» **Required work**:
Skip the pictures and quote all of the lines exactly.

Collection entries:
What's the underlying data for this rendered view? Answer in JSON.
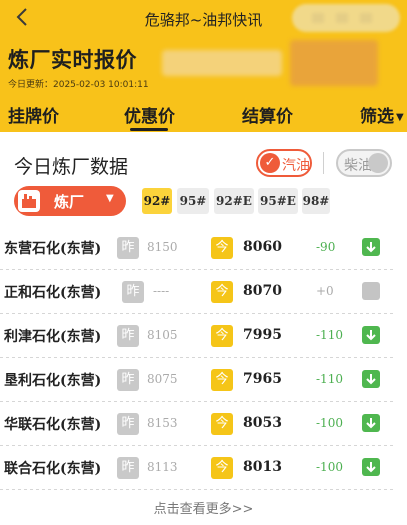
{
  "topbar": {
    "back_icon": "chevron-left-icon",
    "title": "危骆邦~油邦快讯"
  },
  "header": {
    "title": "炼厂实时报价",
    "update_time": "今日更新：2025-02-03 10:01:11"
  },
  "tabs": [
    {
      "label": "挂牌价",
      "active": false
    },
    {
      "label": "优惠价",
      "active": true
    },
    {
      "label": "结算价",
      "active": false
    },
    {
      "label": "筛选",
      "active": false
    }
  ],
  "section": {
    "title": "今日炼厂数据",
    "gasoline_label": "汽油",
    "diesel_label": "柴油"
  },
  "refinery_selector": {
    "label": "炼厂"
  },
  "grades": [
    {
      "label": "92#",
      "active": true
    },
    {
      "label": "95#",
      "active": false
    },
    {
      "label": "92#E",
      "active": false
    },
    {
      "label": "95#E",
      "active": false
    },
    {
      "label": "98#",
      "active": false
    }
  ],
  "labels": {
    "yesterday": "昨",
    "today": "今"
  },
  "rows": [
    {
      "name": "东营石化(东营)",
      "yesterday": "8150",
      "today": "8060",
      "change": "-90",
      "trend": "down"
    },
    {
      "name": "正和石化(东营)",
      "yesterday": "----",
      "today": "8070",
      "change": "+0",
      "trend": "flat"
    },
    {
      "name": "利津石化(东营)",
      "yesterday": "8105",
      "today": "7995",
      "change": "-110",
      "trend": "down"
    },
    {
      "name": "垦利石化(东营)",
      "yesterday": "8075",
      "today": "7965",
      "change": "-110",
      "trend": "down"
    },
    {
      "name": "华联石化(东营)",
      "yesterday": "8153",
      "today": "8053",
      "change": "-100",
      "trend": "down"
    },
    {
      "name": "联合石化(东营)",
      "yesterday": "8113",
      "today": "8013",
      "change": "-100",
      "trend": "down"
    }
  ],
  "more_link": "点击查看更多>>",
  "colors": {
    "header_bg": "#f8c21a",
    "accent_red": "#ef5b3a",
    "down_green": "#4fb74f",
    "today_badge": "#f5c518"
  }
}
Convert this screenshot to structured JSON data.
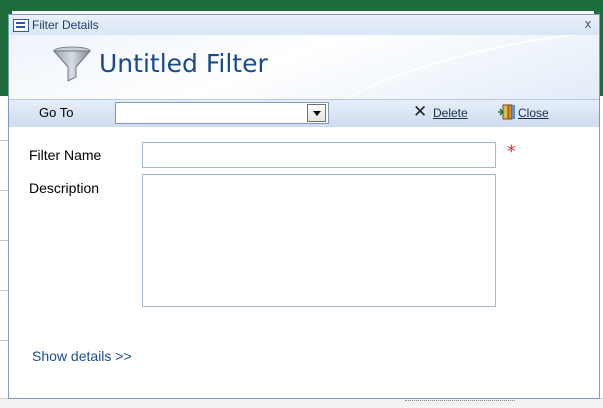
{
  "window": {
    "title": "Filter Details",
    "close_glyph": "x"
  },
  "header": {
    "title": "Untitled Filter",
    "icon": "funnel-icon"
  },
  "toolbar": {
    "goto_label": "Go To",
    "goto_value": "",
    "delete_label": "Delete",
    "close_label": "Close"
  },
  "form": {
    "filter_name_label": "Filter Name",
    "filter_name_value": "",
    "required_marker": "*",
    "description_label": "Description",
    "description_value": ""
  },
  "footer": {
    "show_details_label": "Show details >>"
  },
  "colors": {
    "accent": "#1a4a8a",
    "link": "#1e4f8c",
    "required": "#e02020",
    "toolbar_bg": "#dbe6f4"
  }
}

» **Written solution**:
What's the underlying data for this rendered view? Answer in JSON.
{
  "topbar": {
    "back_icon": "chevron-left-icon",
    "title": "危骆邦~油邦快讯"
  },
  "header": {
    "title": "炼厂实时报价",
    "update_time": "今日更新：2025-02-03 10:01:11"
  },
  "tabs": [
    {
      "label": "挂牌价",
      "active": false
    },
    {
      "label": "优惠价",
      "active": true
    },
    {
      "label": "结算价",
      "active": false
    },
    {
      "label": "筛选",
      "active": false
    }
  ],
  "section": {
    "title": "今日炼厂数据",
    "gasoline_label": "汽油",
    "diesel_label": "柴油"
  },
  "refinery_selector": {
    "label": "炼厂"
  },
  "grades": [
    {
      "label": "92#",
      "active": true
    },
    {
      "label": "95#",
      "active": false
    },
    {
      "label": "92#E",
      "active": false
    },
    {
      "label": "95#E",
      "active": false
    },
    {
      "label": "98#",
      "active": false
    }
  ],
  "labels": {
    "yesterday": "昨",
    "today": "今"
  },
  "rows": [
    {
      "name": "东营石化(东营)",
      "yesterday": "8150",
      "today": "8060",
      "change": "-90",
      "trend": "down"
    },
    {
      "name": "正和石化(东营)",
      "yesterday": "----",
      "today": "8070",
      "change": "+0",
      "trend": "flat"
    },
    {
      "name": "利津石化(东营)",
      "yesterday": "8105",
      "today": "7995",
      "change": "-110",
      "trend": "down"
    },
    {
      "name": "垦利石化(东营)",
      "yesterday": "8075",
      "today": "7965",
      "change": "-110",
      "trend": "down"
    },
    {
      "name": "华联石化(东营)",
      "yesterday": "8153",
      "today": "8053",
      "change": "-100",
      "trend": "down"
    },
    {
      "name": "联合石化(东营)",
      "yesterday": "8113",
      "today": "8013",
      "change": "-100",
      "trend": "down"
    }
  ],
  "more_link": "点击查看更多>>",
  "colors": {
    "header_bg": "#f8c21a",
    "accent_red": "#ef5b3a",
    "down_green": "#4fb74f",
    "today_badge": "#f5c518"
  }
}
Convert this screenshot to structured JSON data.
{
  "window": {
    "title": "Filter Details",
    "close_glyph": "x"
  },
  "header": {
    "title": "Untitled Filter",
    "icon": "funnel-icon"
  },
  "toolbar": {
    "goto_label": "Go To",
    "goto_value": "",
    "delete_label": "Delete",
    "close_label": "Close"
  },
  "form": {
    "filter_name_label": "Filter Name",
    "filter_name_value": "",
    "required_marker": "*",
    "description_label": "Description",
    "description_value": ""
  },
  "footer": {
    "show_details_label": "Show details >>"
  },
  "colors": {
    "accent": "#1a4a8a",
    "link": "#1e4f8c",
    "required": "#e02020",
    "toolbar_bg": "#dbe6f4"
  }
}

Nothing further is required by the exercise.